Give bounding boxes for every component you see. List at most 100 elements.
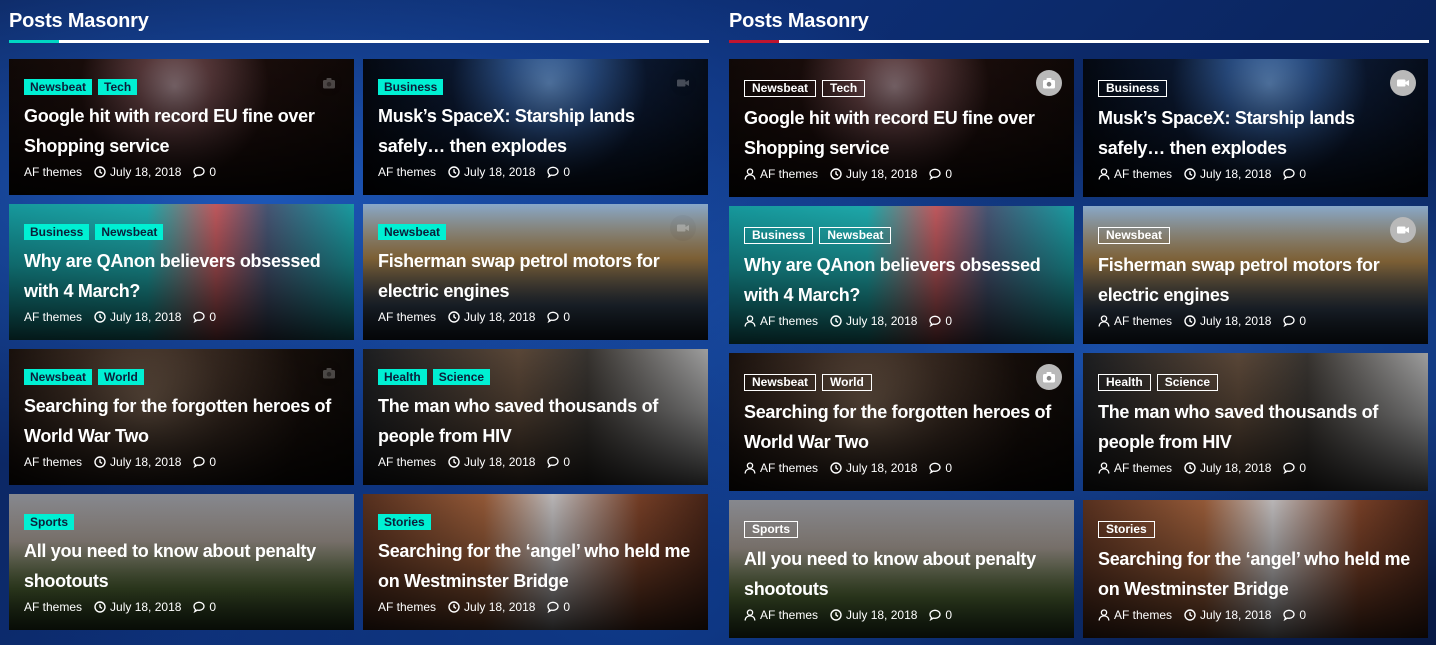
- post-author[interactable]: AF themes: [24, 165, 82, 179]
- post-card[interactable]: Newsbeat Tech Google hit with record EU fi…: [9, 59, 354, 195]
- post-categories: Newsbeat World: [24, 369, 340, 385]
- post-comments[interactable]: 0: [1283, 608, 1306, 622]
- post-card[interactable]: Newsbeat Fisherman swap petrol motors for…: [1083, 206, 1428, 344]
- category-tag[interactable]: World: [98, 369, 144, 385]
- post-date: July 18, 2018: [94, 455, 181, 469]
- category-tag[interactable]: Newsbeat: [95, 224, 164, 240]
- post-comments[interactable]: 0: [193, 165, 216, 179]
- category-tag[interactable]: Newsbeat: [744, 374, 817, 391]
- post-author[interactable]: AF themes: [1098, 167, 1172, 181]
- post-author[interactable]: AF themes: [744, 608, 818, 622]
- post-title[interactable]: Musk’s SpaceX: Starship lands safely… th…: [1098, 103, 1414, 163]
- post-card[interactable]: Business Newsbeat Why are QAnon believers …: [9, 204, 354, 340]
- category-tag[interactable]: Stories: [1098, 521, 1155, 538]
- post-title[interactable]: Searching for the ‘angel’ who held me on…: [1098, 544, 1414, 604]
- post-card[interactable]: Stories Searching for the ‘angel’ who hel…: [363, 494, 708, 630]
- post-author[interactable]: AF themes: [1098, 314, 1172, 328]
- post-meta: AF themes July 18, 2018 0: [1098, 314, 1414, 328]
- category-tag[interactable]: Newsbeat: [819, 227, 892, 244]
- post-card[interactable]: Health Science The man who saved thousands…: [1083, 353, 1428, 491]
- post-author[interactable]: AF themes: [24, 455, 82, 469]
- post-comments[interactable]: 0: [929, 461, 952, 475]
- post-categories: Newsbeat: [1098, 227, 1414, 244]
- category-tag[interactable]: Science: [432, 369, 491, 385]
- post-card[interactable]: Business Newsbeat Why are QAnon believers …: [729, 206, 1074, 344]
- category-tag[interactable]: Newsbeat: [378, 224, 447, 240]
- post-author[interactable]: AF themes: [24, 310, 82, 324]
- category-tag[interactable]: Newsbeat: [24, 369, 93, 385]
- post-comments[interactable]: 0: [929, 608, 952, 622]
- post-card[interactable]: Health Science The man who saved thousands…: [363, 349, 708, 485]
- post-title[interactable]: Google hit with record EU fine over Shop…: [744, 103, 1060, 163]
- post-title[interactable]: Searching for the ‘angel’ who held me on…: [378, 536, 694, 596]
- category-tag[interactable]: Science: [1156, 374, 1219, 391]
- post-author[interactable]: AF themes: [744, 167, 818, 181]
- post-author[interactable]: AF themes: [378, 165, 436, 179]
- post-content: Stories Searching for the ‘angel’ who hel…: [1098, 521, 1414, 622]
- post-author[interactable]: AF themes: [378, 310, 436, 324]
- post-card[interactable]: Sports All you need to know about penalty…: [729, 500, 1074, 638]
- post-title[interactable]: Musk’s SpaceX: Starship lands safely… th…: [378, 101, 694, 161]
- post-title[interactable]: The man who saved thousands of people fr…: [378, 391, 694, 451]
- post-comments[interactable]: 0: [547, 310, 570, 324]
- category-tag[interactable]: Stories: [378, 514, 431, 530]
- post-comments[interactable]: 0: [1283, 167, 1306, 181]
- post-comments[interactable]: 0: [193, 310, 216, 324]
- post-author[interactable]: AF themes: [24, 600, 82, 614]
- category-tag[interactable]: Health: [1098, 374, 1151, 391]
- category-tag[interactable]: Tech: [98, 79, 138, 95]
- post-title[interactable]: Fisherman swap petrol motors for electri…: [1098, 250, 1414, 310]
- category-tag[interactable]: Business: [744, 227, 814, 244]
- post-categories: Stories: [378, 514, 694, 530]
- post-meta: AF themes July 18, 2018 0: [1098, 167, 1414, 181]
- post-comments[interactable]: 0: [1283, 461, 1306, 475]
- post-card[interactable]: Newsbeat World Searching for the forgotten…: [729, 353, 1074, 491]
- post-author[interactable]: AF themes: [744, 314, 818, 328]
- category-tag[interactable]: Health: [378, 369, 427, 385]
- post-card[interactable]: Business Musk’s SpaceX: Starship lands sa…: [363, 59, 708, 195]
- post-card[interactable]: Sports All you need to know about penalty…: [9, 494, 354, 630]
- post-author[interactable]: AF themes: [1098, 608, 1172, 622]
- post-author[interactable]: AF themes: [1098, 461, 1172, 475]
- post-title[interactable]: All you need to know about penalty shoot…: [24, 536, 340, 596]
- post-content: Business Newsbeat Why are QAnon believers …: [744, 227, 1060, 328]
- post-title[interactable]: The man who saved thousands of people fr…: [1098, 397, 1414, 457]
- category-tag[interactable]: Business: [1098, 80, 1168, 97]
- user-icon: [1098, 168, 1110, 180]
- post-comments[interactable]: 0: [929, 314, 952, 328]
- category-tag[interactable]: Newsbeat: [744, 80, 817, 97]
- category-tag[interactable]: Sports: [744, 521, 799, 538]
- post-card[interactable]: Newsbeat Tech Google hit with record EU fi…: [729, 59, 1074, 197]
- post-title[interactable]: Google hit with record EU fine over Shop…: [24, 101, 340, 161]
- post-comments[interactable]: 0: [193, 455, 216, 469]
- post-date: July 18, 2018: [1184, 167, 1271, 181]
- post-title[interactable]: Searching for the forgotten heroes of Wo…: [24, 391, 340, 451]
- category-tag[interactable]: Business: [378, 79, 444, 95]
- category-tag[interactable]: Newsbeat: [1098, 227, 1171, 244]
- category-tag[interactable]: World: [822, 374, 872, 391]
- post-author[interactable]: AF themes: [744, 461, 818, 475]
- post-comments[interactable]: 0: [929, 167, 952, 181]
- clock-icon: [830, 168, 842, 180]
- post-comments[interactable]: 0: [547, 600, 570, 614]
- post-title[interactable]: All you need to know about penalty shoot…: [744, 544, 1060, 604]
- post-title[interactable]: Why are QAnon believers obsessed with 4 …: [744, 250, 1060, 310]
- post-card[interactable]: Stories Searching for the ‘angel’ who hel…: [1083, 500, 1428, 638]
- post-title[interactable]: Searching for the forgotten heroes of Wo…: [744, 397, 1060, 457]
- post-title[interactable]: Why are QAnon believers obsessed with 4 …: [24, 246, 340, 306]
- post-card[interactable]: Business Musk’s SpaceX: Starship lands sa…: [1083, 59, 1428, 197]
- post-author[interactable]: AF themes: [378, 600, 436, 614]
- post-comments[interactable]: 0: [1283, 314, 1306, 328]
- post-comments[interactable]: 0: [547, 455, 570, 469]
- post-comments[interactable]: 0: [193, 600, 216, 614]
- category-tag[interactable]: Newsbeat: [24, 79, 93, 95]
- post-title[interactable]: Fisherman swap petrol motors for electri…: [378, 246, 694, 306]
- category-tag[interactable]: Sports: [24, 514, 75, 530]
- category-tag[interactable]: Tech: [822, 80, 866, 97]
- section-title: Posts Masonry: [729, 10, 869, 32]
- post-comments[interactable]: 0: [547, 165, 570, 179]
- post-author[interactable]: AF themes: [378, 455, 436, 469]
- category-tag[interactable]: Business: [24, 224, 90, 240]
- post-card[interactable]: Newsbeat World Searching for the forgotten…: [9, 349, 354, 485]
- post-card[interactable]: Newsbeat Fisherman swap petrol motors for…: [363, 204, 708, 340]
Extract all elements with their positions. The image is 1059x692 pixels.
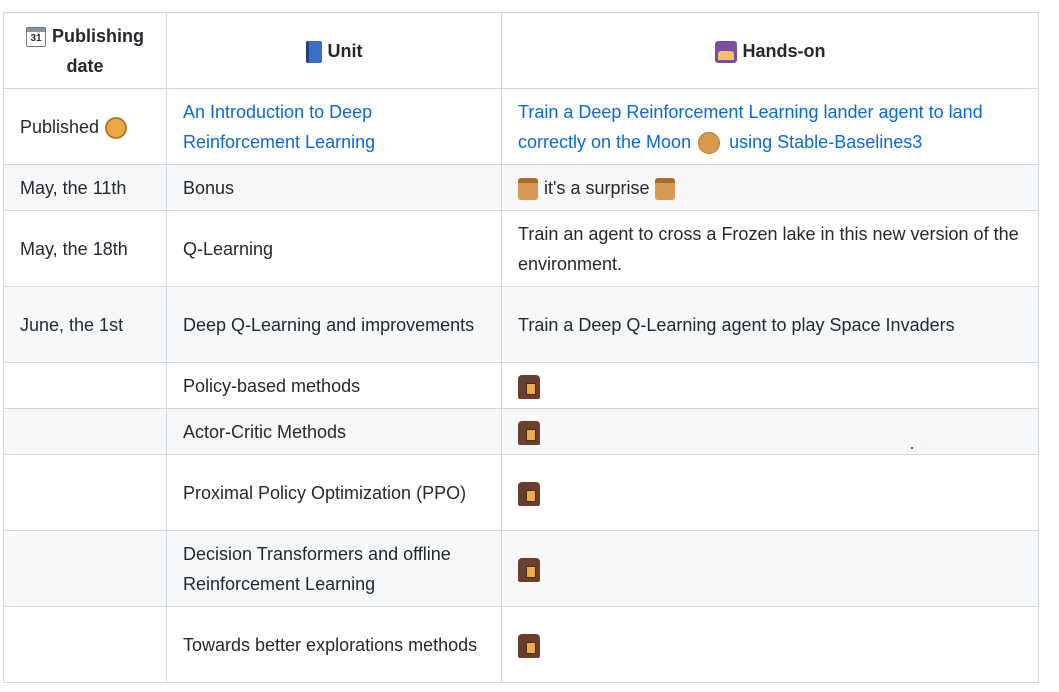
date-cell [3,408,167,455]
date-text: June, the 1st [20,314,124,335]
hands-on-text: it's a surprise [544,177,650,198]
header-publishing-date-label: Publishing date [52,25,144,76]
table-row: Published An Introduction to Deep Reinfo… [3,88,1039,165]
date-cell [3,362,167,409]
table-row: Towards better explorations methods [3,606,1039,683]
stray-dot [911,447,913,449]
hands-on-link-text-end: using Stable-Baselines3 [729,131,923,152]
date-text: Published [20,116,100,137]
header-publishing-date: 31 Publishing date [3,12,167,89]
hands-on-cell [501,454,1039,531]
calendar-icon: 31 [26,26,46,47]
schedule-table: 31 Publishing date Unit Hands-on Publishe… [3,12,1039,683]
hands-on-text: Train an agent to cross a Frozen lake in… [518,223,1019,274]
date-text: May, the 11th [20,177,127,198]
unit-cell: Q-Learning [166,210,502,287]
book-icon [305,40,322,63]
date-cell [3,530,167,607]
date-cell: May, the 18th [3,210,167,287]
under-construction-icon [518,557,540,582]
hands-on-link[interactable]: Train a Deep Reinforcement Learning land… [518,102,983,154]
under-construction-icon [518,420,540,445]
hands-on-cell [501,530,1039,607]
table-row: Actor-Critic Methods [3,408,1039,455]
date-cell: June, the 1st [3,286,167,363]
unit-text: Proximal Policy Optimization (PPO) [183,482,467,503]
date-cell [3,454,167,531]
date-cell: May, the 11th [3,164,167,211]
unit-cell: Towards better explorations methods [166,606,502,683]
date-cell [3,606,167,683]
unit-text: Policy-based methods [183,375,361,396]
under-construction-icon [518,481,540,506]
unit-text: Q-Learning [183,238,274,259]
table-row: June, the 1st Deep Q-Learning and improv… [3,286,1039,363]
unit-cell: Deep Q-Learning and improvements [166,286,502,363]
hands-on-cell: Train a Deep Reinforcement Learning land… [501,88,1039,165]
under-construction-icon [518,633,540,658]
unit-cell: Decision Transformers and offline Reinfo… [166,530,502,607]
hands-on-cell [501,408,1039,455]
hands-on-cell: Train a Deep Q-Learning agent to play Sp… [501,286,1039,363]
table-row: May, the 18th Q-Learning Train an agent … [3,210,1039,287]
unit-text: Decision Transformers and offline Reinfo… [183,543,451,594]
unit-text: Towards better explorations methods [183,634,478,655]
hands-on-cell [501,606,1039,683]
sleeping-moon-icon [105,116,128,139]
table-row: Proximal Policy Optimization (PPO) [3,454,1039,531]
date-cell: Published [3,88,167,165]
moon-icon [698,131,721,154]
header-row: 31 Publishing date Unit Hands-on [3,12,1039,89]
header-unit: Unit [166,12,502,89]
hands-on-cell: it's a surprise [501,164,1039,211]
unit-cell: Proximal Policy Optimization (PPO) [166,454,502,531]
unit-cell: An Introduction to Deep Reinforcement Le… [166,88,502,165]
header-unit-label: Unit [327,40,363,61]
table-row: Policy-based methods [3,362,1039,409]
table-row: May, the 11th Bonus it's a surprise [3,164,1039,211]
unit-text: Bonus [183,177,235,198]
hands-on-icon [714,40,737,63]
unit-cell: Policy-based methods [166,362,502,409]
under-construction-icon [518,374,540,399]
unit-text: Actor-Critic Methods [183,421,347,442]
hands-on-cell [501,362,1039,409]
header-hands-on: Hands-on [501,12,1039,89]
unit-text: Deep Q-Learning and improvements [183,314,475,335]
hands-on-text: Train a Deep Q-Learning agent to play Sp… [518,314,955,335]
hands-on-cell: Train an agent to cross a Frozen lake in… [501,210,1039,287]
unit-cell: Bonus [166,164,502,211]
gift-icon [518,177,538,200]
table-row: Decision Transformers and offline Reinfo… [3,530,1039,607]
unit-cell: Actor-Critic Methods [166,408,502,455]
date-text: May, the 18th [20,238,128,259]
gift-icon [655,177,676,200]
header-hands-on-label: Hands-on [742,40,826,61]
unit-link[interactable]: An Introduction to Deep Reinforcement Le… [183,102,375,152]
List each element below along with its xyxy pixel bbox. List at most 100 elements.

◆ What this task involves:
Print everything from the line containing "date-cell [3,408,167,455]" down to the line containing "schedule-table: 31 Publishing", both included, repeating each line exactly.

◆ Exercise response:
date-cell [3,408,167,455]
date-text: June, the 1st [20,314,124,335]
hands-on-text: it's a surprise [544,177,650,198]
header-publishing-date-label: Publishing date [52,25,144,76]
table-row: Published An Introduction to Deep Reinfo… [3,88,1039,165]
date-cell [3,362,167,409]
table-row: Towards better explorations methods [3,606,1039,683]
stray-dot [911,447,913,449]
hands-on-link-text-end: using Stable-Baselines3 [729,131,923,152]
date-text: Published [20,116,100,137]
header-publishing-date: 31 Publishing date [3,12,167,89]
hands-on-cell [501,454,1039,531]
calendar-icon: 31 [26,26,46,47]
schedule-table: 31 Publishing date Unit Hands-on Publishe… [3,12,1039,683]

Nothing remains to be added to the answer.